§ **The records**
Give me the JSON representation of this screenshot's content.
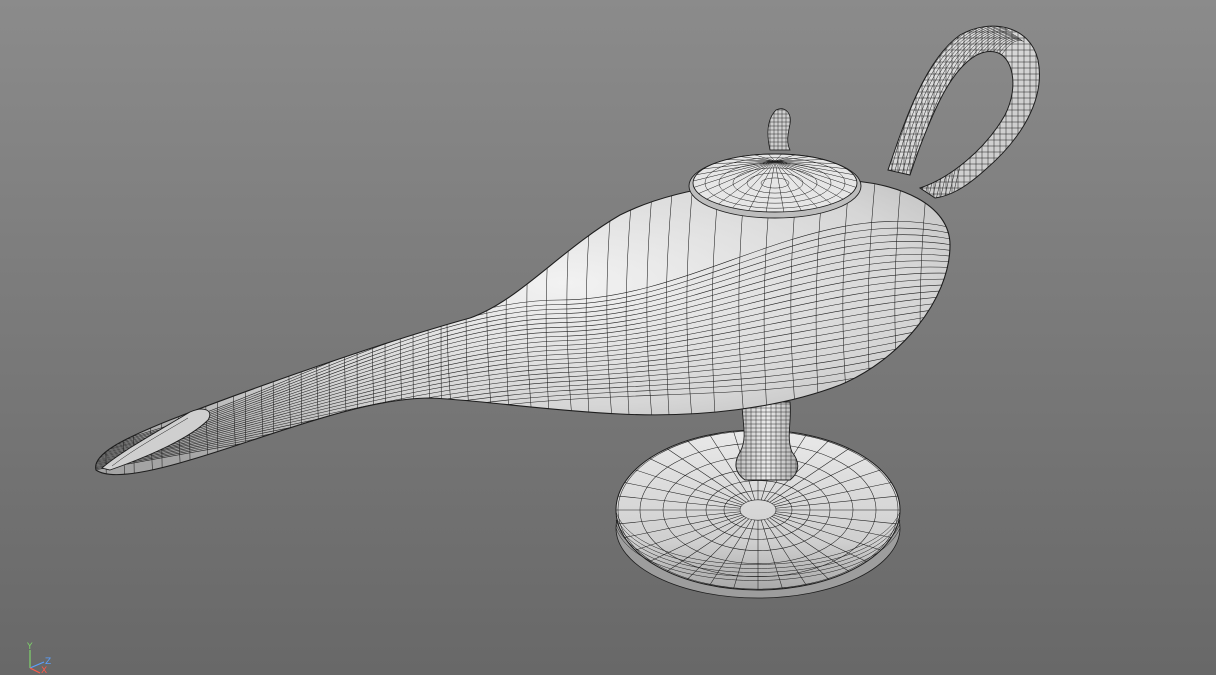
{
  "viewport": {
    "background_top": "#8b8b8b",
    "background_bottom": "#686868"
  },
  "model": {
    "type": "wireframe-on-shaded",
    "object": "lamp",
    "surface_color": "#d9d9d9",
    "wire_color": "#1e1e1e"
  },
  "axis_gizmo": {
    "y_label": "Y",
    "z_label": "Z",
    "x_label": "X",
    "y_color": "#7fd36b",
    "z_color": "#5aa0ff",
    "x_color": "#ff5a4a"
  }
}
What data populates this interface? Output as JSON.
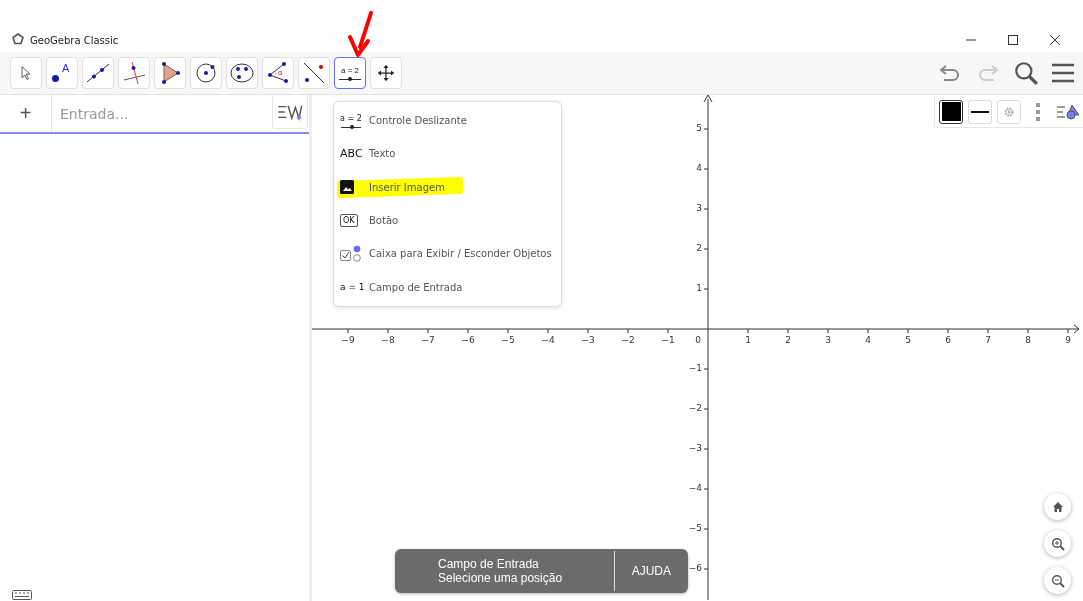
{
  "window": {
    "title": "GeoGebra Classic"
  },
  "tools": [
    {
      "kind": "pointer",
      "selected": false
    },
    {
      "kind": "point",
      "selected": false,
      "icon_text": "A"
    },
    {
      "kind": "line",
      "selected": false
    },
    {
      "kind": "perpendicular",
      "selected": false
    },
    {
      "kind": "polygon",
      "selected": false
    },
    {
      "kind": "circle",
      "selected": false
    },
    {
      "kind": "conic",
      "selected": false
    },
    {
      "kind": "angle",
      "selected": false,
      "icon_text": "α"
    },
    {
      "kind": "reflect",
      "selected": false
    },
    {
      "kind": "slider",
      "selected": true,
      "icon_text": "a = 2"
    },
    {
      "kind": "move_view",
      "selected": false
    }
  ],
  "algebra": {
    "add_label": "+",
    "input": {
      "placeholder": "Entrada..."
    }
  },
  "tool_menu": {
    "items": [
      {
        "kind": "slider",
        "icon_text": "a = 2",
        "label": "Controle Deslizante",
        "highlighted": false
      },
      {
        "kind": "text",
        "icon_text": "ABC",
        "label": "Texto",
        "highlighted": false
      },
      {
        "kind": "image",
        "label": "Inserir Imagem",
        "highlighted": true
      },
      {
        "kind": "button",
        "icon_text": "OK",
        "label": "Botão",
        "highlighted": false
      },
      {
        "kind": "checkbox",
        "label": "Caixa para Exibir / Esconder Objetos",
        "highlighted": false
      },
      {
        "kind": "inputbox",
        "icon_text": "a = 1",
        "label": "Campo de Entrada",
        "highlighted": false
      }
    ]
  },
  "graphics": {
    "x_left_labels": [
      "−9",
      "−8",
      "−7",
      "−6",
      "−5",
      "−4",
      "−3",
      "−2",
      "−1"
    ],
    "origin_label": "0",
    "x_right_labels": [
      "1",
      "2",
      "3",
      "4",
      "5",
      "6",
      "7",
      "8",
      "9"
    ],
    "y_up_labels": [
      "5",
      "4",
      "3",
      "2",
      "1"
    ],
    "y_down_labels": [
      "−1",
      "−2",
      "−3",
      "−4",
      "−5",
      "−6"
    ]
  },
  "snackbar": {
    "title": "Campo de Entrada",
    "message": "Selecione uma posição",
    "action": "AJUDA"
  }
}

§ **Exercise goal**
Work out how many lines above contain the word "Entrada". Give only the number.

§ **Exercise output**
3